Collected data:
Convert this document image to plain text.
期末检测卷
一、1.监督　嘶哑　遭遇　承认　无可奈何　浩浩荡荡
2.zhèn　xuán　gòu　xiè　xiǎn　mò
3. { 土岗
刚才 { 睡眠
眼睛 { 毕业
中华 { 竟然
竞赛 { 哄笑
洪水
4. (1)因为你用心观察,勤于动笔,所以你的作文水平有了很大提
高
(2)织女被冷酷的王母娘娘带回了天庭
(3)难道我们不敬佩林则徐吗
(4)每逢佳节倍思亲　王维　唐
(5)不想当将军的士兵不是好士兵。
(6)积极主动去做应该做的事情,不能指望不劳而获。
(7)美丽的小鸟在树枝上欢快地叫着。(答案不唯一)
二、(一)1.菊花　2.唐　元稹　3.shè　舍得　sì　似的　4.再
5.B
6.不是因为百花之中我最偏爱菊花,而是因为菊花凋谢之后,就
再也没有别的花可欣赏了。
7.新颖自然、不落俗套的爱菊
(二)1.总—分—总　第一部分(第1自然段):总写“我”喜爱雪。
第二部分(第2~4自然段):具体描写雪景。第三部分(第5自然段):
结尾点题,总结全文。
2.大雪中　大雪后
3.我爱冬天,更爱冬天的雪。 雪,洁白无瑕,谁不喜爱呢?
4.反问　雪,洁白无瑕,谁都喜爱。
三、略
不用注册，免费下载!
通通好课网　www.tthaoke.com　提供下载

Prompt:
Restate the whole of the material exactly.

Result of this exercise:
Convert this document image to plain text.
期末检测卷
一、1.监督　嘶哑　遭遇　承认　无可奈何　浩浩荡荡
2.zhèn　xuán　gòu　xiè　xiǎn　mò
3. { 土岗
刚才 { 睡眠
眼睛 { 毕业
中华 { 竟然
竞赛 { 哄笑
洪水
4. (1)因为你用心观察,勤于动笔,所以你的作文水平有了很大提
高
(2)织女被冷酷的王母娘娘带回了天庭
(3)难道我们不敬佩林则徐吗
(4)每逢佳节倍思亲　王维　唐
(5)不想当将军的士兵不是好士兵。
(6)积极主动去做应该做的事情,不能指望不劳而获。
(7)美丽的小鸟在树枝上欢快地叫着。(答案不唯一)
二、(一)1.菊花　2.唐　元稹　3.shè　舍得　sì　似的　4.再
5.B
6.不是因为百花之中我最偏爱菊花,而是因为菊花凋谢之后,就
再也没有别的花可欣赏了。
7.新颖自然、不落俗套的爱菊
(二)1.总—分—总　第一部分(第1自然段):总写“我”喜爱雪。
第二部分(第2~4自然段):具体描写雪景。第三部分(第5自然段):
结尾点题,总结全文。
2.大雪中　大雪后
3.我爱冬天,更爱冬天的雪。 雪,洁白无瑕,谁不喜爱呢?
4.反问　雪,洁白无瑕,谁都喜爱。
三、略
不用注册，免费下载!
通通好课网　www.tthaoke.com　提供下载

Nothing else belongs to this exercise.